▼

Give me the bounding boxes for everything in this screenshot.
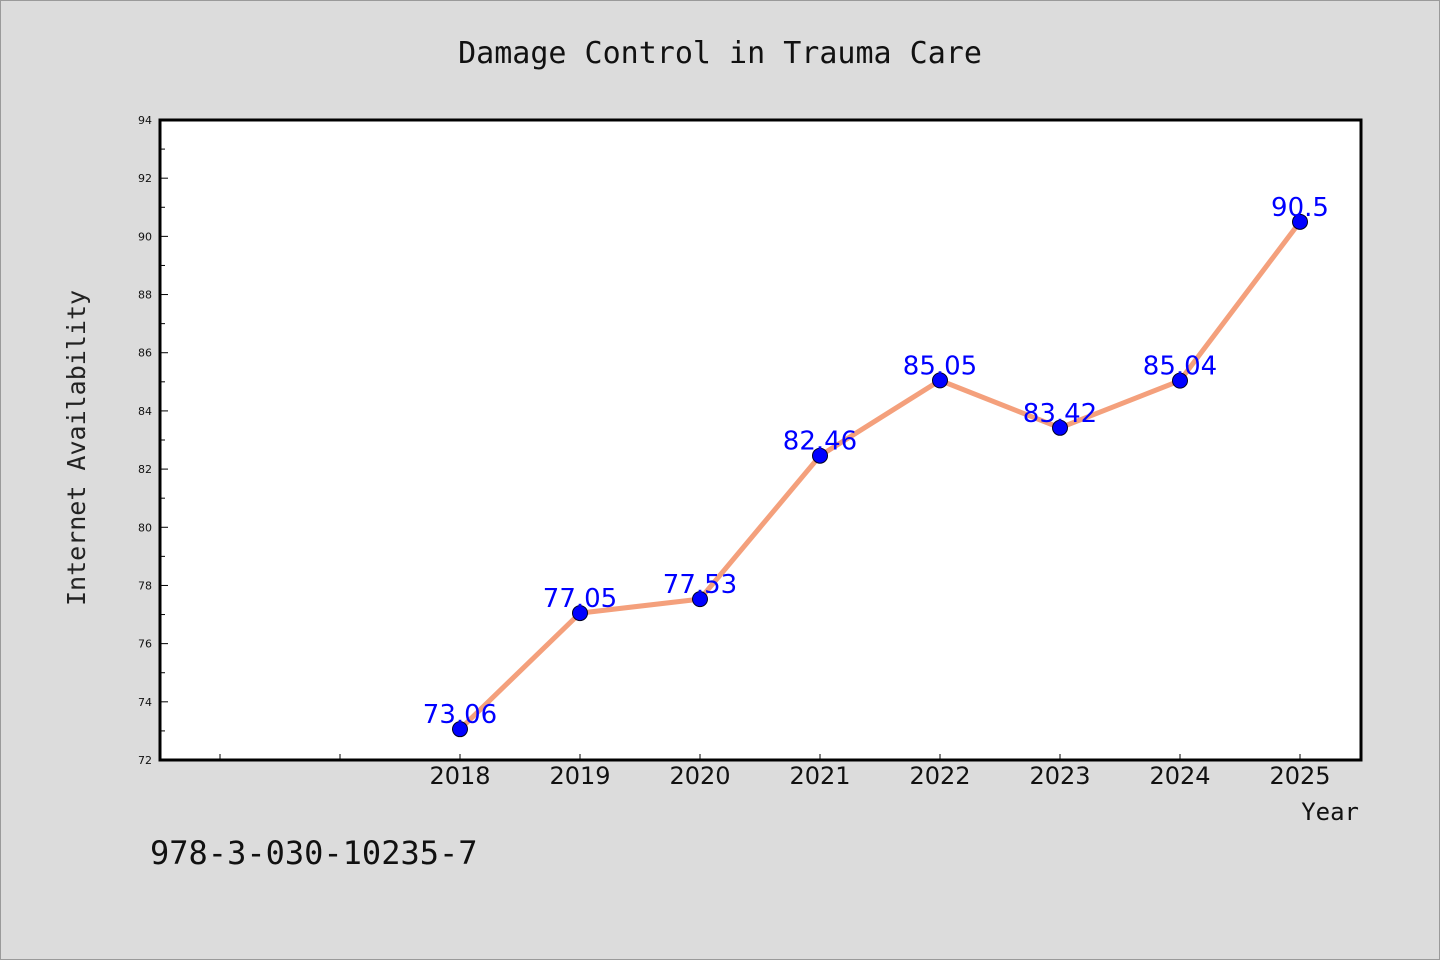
plot-area	[158, 118, 1363, 762]
y-tick-label: 88	[138, 289, 152, 302]
data-point	[692, 591, 708, 608]
series-line	[458, 220, 1302, 731]
y-tick-label: 82	[138, 463, 152, 476]
y-tick-label: 94	[138, 114, 152, 127]
y-tick-label: 74	[138, 696, 152, 709]
y-tick-label: 80	[138, 521, 152, 534]
data-point	[452, 721, 468, 738]
data-label: 85.04	[1143, 352, 1217, 382]
data-labels: 73.06 77.05 77.53 82.46 85.05 83.42 85.04 90.5	[423, 193, 1329, 730]
data-label: 77.53	[663, 570, 737, 600]
x-axis-label: Year	[1301, 798, 1359, 826]
data-point	[932, 372, 948, 389]
x-tick-label: 2025	[1269, 762, 1330, 790]
data-label: 83.42	[1023, 399, 1097, 429]
y-axis: 72 74 76 78 80 82 84 86 88 90 92 94	[138, 114, 168, 767]
y-axis-label: Internet Availability	[62, 290, 91, 606]
x-tick-label: 2024	[1149, 762, 1210, 790]
data-label: 90.5	[1271, 193, 1329, 223]
y-tick-label: 84	[138, 405, 152, 418]
y-tick-label: 90	[138, 230, 152, 243]
y-tick-label: 86	[138, 347, 152, 360]
x-tick-label: 2018	[429, 762, 490, 790]
y-tick-label: 78	[138, 579, 152, 592]
data-label: 73.06	[423, 700, 497, 730]
data-point	[1172, 372, 1188, 389]
x-tick-label: 2020	[669, 762, 730, 790]
data-point	[1292, 213, 1308, 230]
x-tick-label: 2022	[909, 762, 970, 790]
data-label: 77.05	[543, 584, 617, 614]
x-tick-label: 2021	[789, 762, 850, 790]
data-label: 85.05	[903, 351, 977, 381]
data-point	[1052, 419, 1068, 436]
y-tick-label: 76	[138, 638, 152, 651]
x-tick-label: 2019	[549, 762, 610, 790]
data-point	[572, 605, 588, 622]
isbn-annotation: 978-3-030-10235-7	[150, 834, 478, 872]
x-axis: 2018 2019 2020 2021 2022 2023 2024 2025	[219, 754, 1331, 790]
chart-title: Damage Control in Trauma Care	[458, 36, 982, 71]
data-markers	[452, 213, 1308, 738]
data-point	[812, 447, 828, 464]
x-tick-label: 2023	[1029, 762, 1090, 790]
y-tick-label: 92	[138, 172, 152, 185]
data-label: 82.46	[783, 427, 857, 457]
y-tick-label: 72	[138, 754, 152, 767]
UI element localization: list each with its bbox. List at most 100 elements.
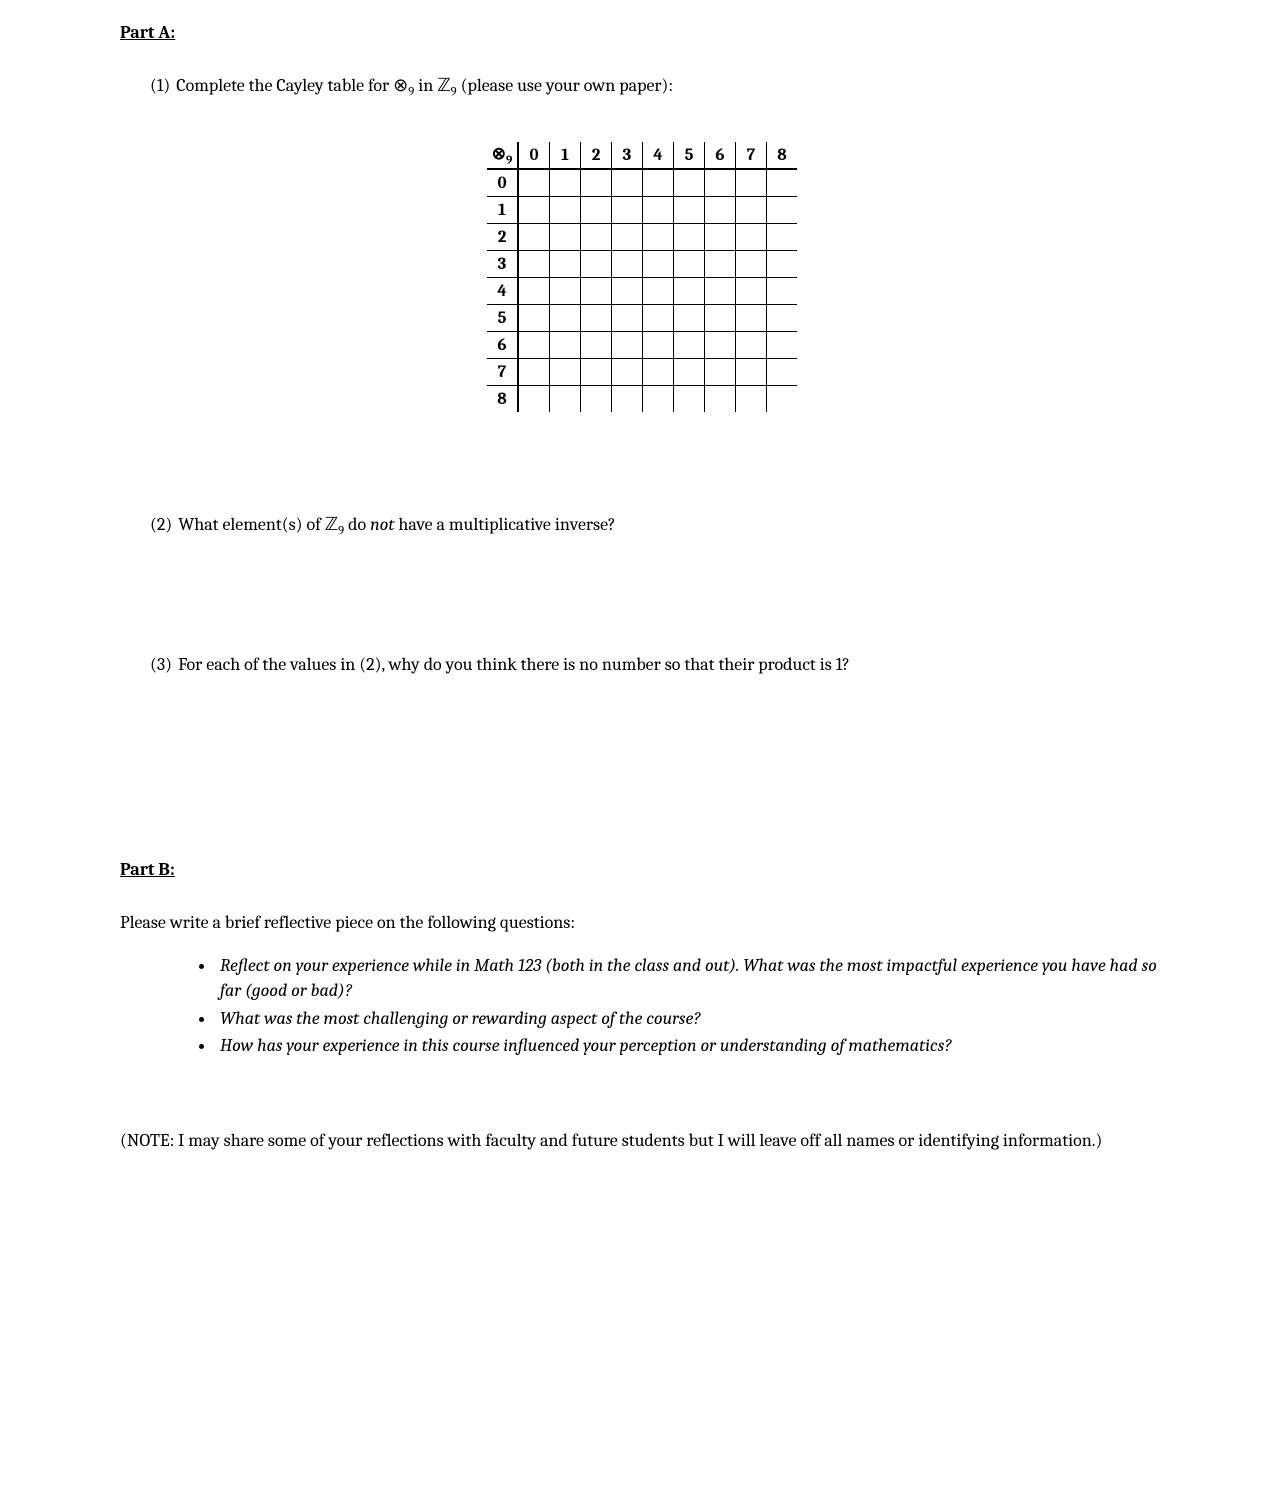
row-header: 2 xyxy=(487,224,518,251)
table-cell xyxy=(705,197,736,224)
row-header: 4 xyxy=(487,278,518,305)
table-cell xyxy=(674,197,705,224)
row-header: 5 xyxy=(487,305,518,332)
question-3: (3) For each of the values in (2), why d… xyxy=(150,652,1164,677)
table-cell xyxy=(674,224,705,251)
table-cell xyxy=(612,169,643,197)
table-cell xyxy=(612,224,643,251)
col-header: 4 xyxy=(643,142,674,169)
table-cell xyxy=(767,169,798,197)
table-cell xyxy=(612,386,643,413)
table-cell xyxy=(643,278,674,305)
q1-text-b: in xyxy=(414,75,437,96)
table-cell xyxy=(767,359,798,386)
table-cell xyxy=(612,251,643,278)
table-cell xyxy=(767,278,798,305)
q1-text: Complete the Cayley table for ⊗9 in ℤ9 (… xyxy=(176,73,673,102)
z-symbol-2: ℤ xyxy=(325,514,338,534)
col-header: 3 xyxy=(612,142,643,169)
table-cell xyxy=(612,359,643,386)
table-cell xyxy=(674,359,705,386)
col-header: 1 xyxy=(550,142,581,169)
row-header: 1 xyxy=(487,197,518,224)
table-row: 0 xyxy=(487,169,797,197)
row-header: 7 xyxy=(487,359,518,386)
bullet-item: What was the most challenging or rewardi… xyxy=(216,1006,1164,1031)
table-cell xyxy=(643,251,674,278)
table-cell xyxy=(518,305,550,332)
row-header: 8 xyxy=(487,386,518,413)
table-cell xyxy=(518,197,550,224)
table-row: 2 xyxy=(487,224,797,251)
table-row: 1 xyxy=(487,197,797,224)
reflection-bullets: Reflect on your experience while in Math… xyxy=(216,953,1164,1058)
table-cell xyxy=(581,278,612,305)
table-cell xyxy=(767,197,798,224)
table-cell xyxy=(736,386,767,413)
z-symbol: ℤ xyxy=(437,75,450,95)
q1-text-a: Complete the Cayley table for xyxy=(176,75,393,96)
table-cell xyxy=(518,169,550,197)
table-cell xyxy=(581,386,612,413)
table-cell xyxy=(612,305,643,332)
row-header: 6 xyxy=(487,332,518,359)
corner-sub: 9 xyxy=(506,153,512,167)
table-cell xyxy=(736,332,767,359)
table-cell xyxy=(643,169,674,197)
table-cell xyxy=(767,305,798,332)
table-row: 8 xyxy=(487,386,797,413)
q2-text-c: have a multiplicative inverse? xyxy=(394,514,615,535)
cayley-table-wrap: ⊗9 0 1 2 3 4 5 6 7 8 012345678 xyxy=(120,142,1164,412)
table-cell xyxy=(736,278,767,305)
table-cell xyxy=(767,332,798,359)
question-2: (2) What element(s) of ℤ9 do not have a … xyxy=(150,512,1164,541)
table-cell xyxy=(550,251,581,278)
note-text: (NOTE: I may share some of your reflecti… xyxy=(120,1128,1164,1153)
q1-text-c: (please use your own paper): xyxy=(457,75,673,96)
q2-number: (2) xyxy=(150,512,172,541)
table-cell xyxy=(643,332,674,359)
table-cell xyxy=(643,359,674,386)
cayley-table: ⊗9 0 1 2 3 4 5 6 7 8 012345678 xyxy=(487,142,797,412)
table-cell xyxy=(736,197,767,224)
question-1: (1) Complete the Cayley table for ⊗9 in … xyxy=(150,73,1164,102)
table-cell xyxy=(767,386,798,413)
part-a-heading: Part A: xyxy=(120,20,1164,45)
table-row: 4 xyxy=(487,278,797,305)
table-cell xyxy=(705,224,736,251)
table-cell xyxy=(518,251,550,278)
table-cell xyxy=(705,251,736,278)
table-cell xyxy=(674,332,705,359)
table-cell xyxy=(550,386,581,413)
col-header: 5 xyxy=(674,142,705,169)
col-header: 0 xyxy=(518,142,550,169)
q3-text: For each of the values in (2), why do yo… xyxy=(178,652,850,677)
table-cell xyxy=(705,278,736,305)
table-corner: ⊗9 xyxy=(487,142,518,169)
table-cell xyxy=(612,278,643,305)
part-b-heading: Part B: xyxy=(120,857,1164,882)
table-cell xyxy=(736,169,767,197)
table-cell xyxy=(736,359,767,386)
table-cell xyxy=(736,251,767,278)
bullet-item: How has your experience in this course i… xyxy=(216,1033,1164,1058)
q2-not: not xyxy=(370,514,394,535)
table-cell xyxy=(550,278,581,305)
table-cell xyxy=(550,224,581,251)
table-cell xyxy=(518,359,550,386)
q2-text: What element(s) of ℤ9 do not have a mult… xyxy=(178,512,615,541)
table-cell xyxy=(736,305,767,332)
q3-number: (3) xyxy=(150,652,172,677)
table-cell xyxy=(674,305,705,332)
spacer xyxy=(120,562,1164,652)
table-cell xyxy=(705,386,736,413)
col-header: 2 xyxy=(581,142,612,169)
table-cell xyxy=(581,197,612,224)
table-cell xyxy=(581,224,612,251)
spacer xyxy=(120,697,1164,857)
row-header: 3 xyxy=(487,251,518,278)
table-row: 5 xyxy=(487,305,797,332)
q2-text-a: What element(s) of xyxy=(178,514,324,535)
table-cell xyxy=(705,305,736,332)
table-cell xyxy=(581,251,612,278)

▲

◆ **THE EXERCISE**
Can you recast every line of the records above as a JSON list of strings, one string per line, skipping blank lines and leaving the pictures out?

◆ **EXERCISE OUTPUT**
[
  "Give me the bounding boxes for everything in this screenshot.",
  "plot-area\t[158, 118, 1363, 762]",
  "y-tick-label: 88\t[138, 289, 152, 302]",
  "data-point\t[692, 591, 708, 608]",
  "series-line\t[458, 220, 1302, 731]",
  "y-tick-label: 82\t[138, 463, 152, 476]",
  "y-tick-label: 94\t[138, 114, 152, 127]",
  "y-tick-label: 74\t[138, 696, 152, 709]",
  "y-tick-label: 80\t[138, 521, 152, 534]",
  "data-point\t[452, 721, 468, 738]",
  "data-label: 85.04\t[1143, 352, 1217, 382]",
  "data-labels: 73.06 77.05 77.53 82.46 85.05 83.42 85.04 90.5\t[423, 193, 1329, 730]",
  "data-label: 77.53\t[663, 570, 737, 600]",
  "x-axis-label: Year\t[1301, 798, 1359, 826]",
  "data-point\t[932, 372, 948, 389]",
  "x-tick-label: 2025\t[1269, 762, 1330, 790]",
  "data-label: 83.42\t[1023, 399, 1097, 429]",
  "y-axis: 72 74 76 78 80 82 84 86 88 90 92 94\t[138, 114, 168, 767]",
  "y-axis-label: Internet Availability\t[62, 290, 91, 606]",
  "x-tick-label: 2024\t[1149, 762, 1210, 790]",
  "data-label: 90.5\t[1271, 193, 1329, 223]",
  "y-tick-label: 84\t[138, 405, 152, 418]",
  "y-tick-label: 90\t[138, 230, 152, 243]",
  "y-tick-label: 86\t[138, 347, 152, 360]",
  "x-tick-label: 2018\t[429, 762, 490, 790]",
  "y-tick-label: 78\t[138, 579, 152, 592]",
  "data-label: 73.06\t[423, 700, 497, 730]",
  "data-point\t[1172, 372, 1188, 389]",
  "x-tick-label: 2020\t[669, 762, 730, 790]",
  "data-point\t[1292, 213, 1308, 230]",
  "x-tick-label: 2022\t[909, 762, 970, 790]",
  "data-label: 77.05\t[543, 584, 617, 614]",
  "x-tick-label: 2021\t[789, 762, 850, 790]",
  "data-label: 85.05\t[903, 351, 977, 381]",
  "data-point\t[1052, 419, 1068, 436]",
  "y-tick-label: 76\t[138, 638, 152, 651]",
  "x-tick-label: 2019\t[549, 762, 610, 790]",
  "data-point\t[572, 605, 588, 622]",
  "isbn-annotation: 978-3-030-10235-7\t[150, 834, 478, 872]",
  "x-axis: 2018 2019 2020 2021 2022 2023 2024 2025\t[219, 754, 1331, 790]",
  "chart-title: Damage Control in Trauma Care\t[458, 36, 982, 71]",
  "data-markers\t[452, 213, 1308, 738]",
  "data-point\t[812, 447, 828, 464]",
  "x-tick-label: 2023\t[1029, 762, 1090, 790]",
  "y-tick-label: 92\t[138, 172, 152, 185]",
  "data-label: 82.46\t[783, 427, 857, 457]",
  "y-tick-label: 72\t[138, 754, 152, 767]",
  "UI element localization: list each with its bbox. List at most 100 elements.",
  "row-header: 2 xyxy=(487,224,518,251)",
  "table-cell xyxy=(705,197,736,224)",
  "row-header: 4 xyxy=(487,278,518,305)",
  "table-cell xyxy=(674,197,705,224)",
  "row-header: 5 xyxy=(487,305,518,332)",
  "question-3: (3) For each of the values in (2), why d… xyxy=(150,652,1164,677)",
  "table-cell xyxy=(674,224,705,251)",
  "table-cell xyxy=(612,169,643,197)",
  "table-cell xyxy=(612,224,643,251)",
  "col-header: 4 xyxy=(643,142,674,169)",
  "table-cell xyxy=(767,169,798,197)",
  "table-cell xyxy=(612,386,643,413)",
  "table-cell xyxy=(643,278,674,305)",
  "q1-text-b: in xyxy=(414,75,437,96)",
  "table-cell xyxy=(767,359,798,386)",
  "table-cell xyxy=(612,251,643,278)",
  "table-cell xyxy=(767,278,798,305)",
  "q1-text: Complete the Cayley table for ⊗9 in ℤ9 (… xyxy=(176,73,673,102)",
  "z-symbol-2: ℤ xyxy=(325,514,338,534)",
  "col-header: 3 xyxy=(612,142,643,169)",
  "table-cell xyxy=(612,359,643,386)",
  "table-cell xyxy=(674,359,705,386)",
  "col-header: 1 xyxy=(550,142,581,169)",
  "row-header: 1 xyxy=(487,197,518,224)",
  "table-row: 0 xyxy=(487,169,797,197)",
  "row-header: 7 xyxy=(487,359,518,386)",
  "bullet-item: What was the most challenging or rewardi… xyxy=(216,1006,1164,1031)",
  "table-cell xyxy=(643,251,674,278)",
  "table-cell xyxy=(518,305,550,332)",
  "row-header: 8 xyxy=(487,386,518,413)",
  "table-cell xyxy=(518,197,550,224)",
  "table-row: 2 xyxy=(487,224,797,251)",
  "table-row: 1 xyxy=(487,197,797,224)",
  "reflection-bullets: Reflect on your experience while in Math… xyxy=(216,953,1164,1058)",
  "table-cell xyxy=(581,278,612,305)",
  "table-cell xyxy=(767,197,798,224)",
  "table-cell xyxy=(736,386,767,413)",
  "z-symbol: ℤ xyxy=(437,75,450,95)",
  "q1-text-a: Complete the Cayley table for xyxy=(176,75,393,96)",
  "table-cell xyxy=(518,169,550,197)",
  "table-cell xyxy=(581,386,612,413)",
  "table-cell xyxy=(612,305,643,332)",
  "row-header: 6 xyxy=(487,332,518,359)",
  "corner-sub: 9 xyxy=(506,153,512,167)",
  "table-cell xyxy=(736,332,767,359)",
  "table-cell xyxy=(643,169,674,197)",
  "table-cell xyxy=(767,305,798,332)",
  "table-row: 8 xyxy=(487,386,797,413)",
  "q2-text-c: have a multiplicative inverse? xyxy=(394,514,615,535)",
  "cayley-table-wrap: ⊗9 0 1 2 3 4 5 6 7 8 012345678 xyxy=(120,142,1164,412)",
  "table-cell xyxy=(736,278,767,305)",
  "table-cell xyxy=(767,332,798,359)",
  "question-2: (2) What element(s) of ℤ9 do not have a … xyxy=(150,512,1164,541)",
  "table-cell xyxy=(550,251,581,278)",
  "note-text: (NOTE: I may share some of your reflecti… xyxy=(120,1128,1164,1153)",
  "q1-text-c: (please use your own paper): xyxy=(457,75,673,96)",
  "q2-number: (2) xyxy=(150,512,172,541)",
  "table-cell xyxy=(643,332,674,359)",
  "table-cell xyxy=(643,359,674,386)",
  "cayley-table: ⊗9 0 1 2 3 4 5 6 7 8 012345678 xyxy=(487,142,797,412)",
  "table-cell xyxy=(736,197,767,224)",
  "question-1: (1) Complete the Cayley table for ⊗9 in … xyxy=(150,73,1164,102)",
  "table-cell xyxy=(767,386,798,413)",
  "part-a-heading: Part A: xyxy=(120,20,1164,45)",
  "table-row: 4 xyxy=(487,278,797,305)",
  "table-cell xyxy=(705,224,736,251)",
  "table-cell xyxy=(518,251,550,278)",
  "table-cell xyxy=(705,251,736,278)",
  "table-cell xyxy=(674,332,705,359)",
  "table-cell xyxy=(550,386,581,413)",
  "col-header: 5 xyxy=(674,142,705,169)",
  "col-header: 0 xyxy=(518,142,550,169)",
  "q3-text: For each of the values in (2), why do yo… xyxy=(178,652,850,677)",
  "table-cell xyxy=(705,278,736,305)",
  "table-corner: ⊗9 xyxy=(487,142,518,169)",
  "table-cell xyxy=(612,278,643,305)",
  "part-b-heading: Part B: xyxy=(120,857,1164,882)",
  "table-cell xyxy=(736,169,767,197)",
  "table-cell xyxy=(736,359,767,386)",
  "table-cell xyxy=(736,251,767,278)",
  "bullet-item: How has your experience in this course i… xyxy=(216,1033,1164,1058)",
  "q2-not: not xyxy=(370,514,394,535)",
  "table-cell xyxy=(550,278,581,305)",
  "table-cell xyxy=(550,224,581,251)",
  "table-cell xyxy=(518,359,550,386)",
  "q2-text: What element(s) of ℤ9 do not have a mult… xyxy=(178,512,615,541)",
  "table-cell xyxy=(736,305,767,332)",
  "q3-number: (3) xyxy=(150,652,172,677)",
  "table-cell xyxy=(674,305,705,332)",
  "spacer xyxy=(120,562,1164,652)",
  "table-cell xyxy=(705,386,736,413)",
  "col-header: 2 xyxy=(581,142,612,169)",
  "table-cell xyxy=(581,197,612,224)",
  "table-cell xyxy=(581,224,612,251)",
  "spacer xyxy=(120,697,1164,857)",
  "row-header: 3 xyxy=(487,251,518,278)",
  "table-row: 5 xyxy=(487,305,797,332)",
  "q2-text-a: What element(s) of xyxy=(178,514,324,535)",
  "table-cell xyxy=(705,305,736,332)",
  "table-cell xyxy=(581,251,612,278)"
]